*任务*.
1: 从HBase操作页面中引用一段：从含有“package dblab.SparkHbaseDemo”的地方开始，到“def main(args: Array[String])”结束。
2: 用两句话概括HBase操作页面的内容。

• HBASE_HAD


    HBASE操作

    hadoop@dblab-VirtualBox:~$ start-all.sh
    
    hadoop@dblab-VirtualBox:~$ jps
    
    hadoop@dblab-VirtualBox:~$ start-hbase.sh
    
    hadoop@dblab-VirtualBox:~$ hbase shell
    
    hbase(main):001:0> list
    
    hbase(main):002:0> disable 'student'
    
    hbase(main):003:0> drop 'student'
    
    hbase(main):004:0> list
    
    hbase(main):005:0> create 'student','info'
    
    hbase(main):006:0> list
    
    hbase(main):007:0> put 'student','1','info:name','zhangsan'
    
    hbase(main):008:0> put 'student','1','info:gender','Female'
    
    hbase(main):009:0> put 'student','1','info:age','23'
    
    hbase(main):010:0> put 'student','2','info:name','lisi'
    
    hbase(main):011:0> put 'student','2','info:gender','Male'
    
    hbase(main):012:0> put 'student','2','info:age','24'
    
    hbase(main):013:0> scan 'student'
    
    hbase(main):014:0> get 'student','1'
    
    hbase(main):015:0> get 'student','1','info:name'
    
    hbase(main):016:0> exit
    
    hadoop@dblab-VirtualBox:~$ 
    

      

    SparkOperateHBase.scala

    package dblab.SparkHbaseDemo
    
    import org.apache.hadoop.conf.Configuration 
    import org.apache.hadoop.hbase._
    import org.apache.hadoop.hbase.client._
    import org.apache.hadoop.hbase.mapreduce.TableInputFormat 
    import org.apache.hadoop.hbase.util.Bytes 
    import org.apache.spark.SparkContext 
    import org.apache.spark.SparkContext._
    import org.apache.spark.SparkConf
    
    object SparkOperateHBase
    {
      def main(args: Array[String])

*资料摘录*.
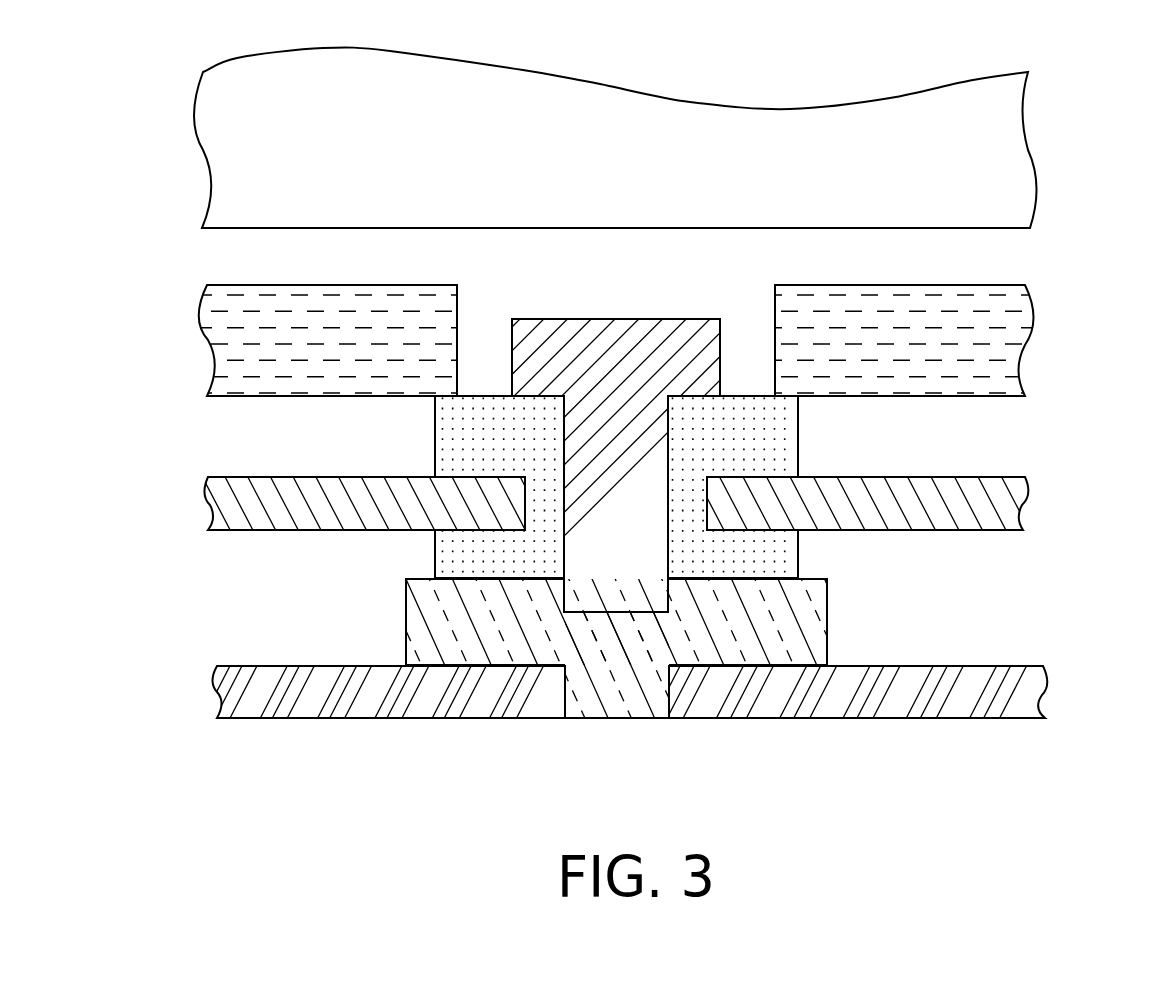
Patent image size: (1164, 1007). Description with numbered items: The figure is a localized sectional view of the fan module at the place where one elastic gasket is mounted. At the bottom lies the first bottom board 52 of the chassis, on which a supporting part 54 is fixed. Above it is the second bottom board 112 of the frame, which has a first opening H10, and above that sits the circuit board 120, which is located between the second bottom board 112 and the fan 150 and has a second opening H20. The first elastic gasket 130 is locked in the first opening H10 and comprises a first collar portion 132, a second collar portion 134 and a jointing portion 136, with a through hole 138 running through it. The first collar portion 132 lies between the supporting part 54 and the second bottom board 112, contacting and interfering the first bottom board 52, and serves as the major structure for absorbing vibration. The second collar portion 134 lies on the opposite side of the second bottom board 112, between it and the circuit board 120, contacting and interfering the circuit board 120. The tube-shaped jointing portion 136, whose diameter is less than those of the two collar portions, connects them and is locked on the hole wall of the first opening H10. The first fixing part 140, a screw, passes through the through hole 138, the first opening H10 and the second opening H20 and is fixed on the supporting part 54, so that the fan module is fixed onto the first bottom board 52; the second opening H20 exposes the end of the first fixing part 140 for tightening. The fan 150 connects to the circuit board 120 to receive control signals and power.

*参考答案*.
1:
package dblab.SparkHbaseDemo
    
    import org.apache.hadoop.conf.Configuration 
    import org.apache.hadoop.hbase._
    import org.apache.hadoop.hbase.client._
    import org.apache.hadoop.hbase.mapreduce.TableInputFormat 
    import org.apache.hadoop.hbase.util.Bytes 
    import org.apache.spark.SparkContext 
    import org.apache.spark.SparkContext._
    import org.apache.spark.SparkConf
    
    object SparkOperateHBase
    {
      def main(args: Array[String])

2: HBase操作页面先启动Hadoop和HBase，进入hbase shell后禁用并删除student表，再新建带info列族的student表，为1和2两行写入name、gender、age，用scan和get查看后退出。随后页面给出SparkOperateHBase.scala的开头，包括包名、导入的Hadoop、HBase和Spark类，以及SparkOperateHBase对象的main方法。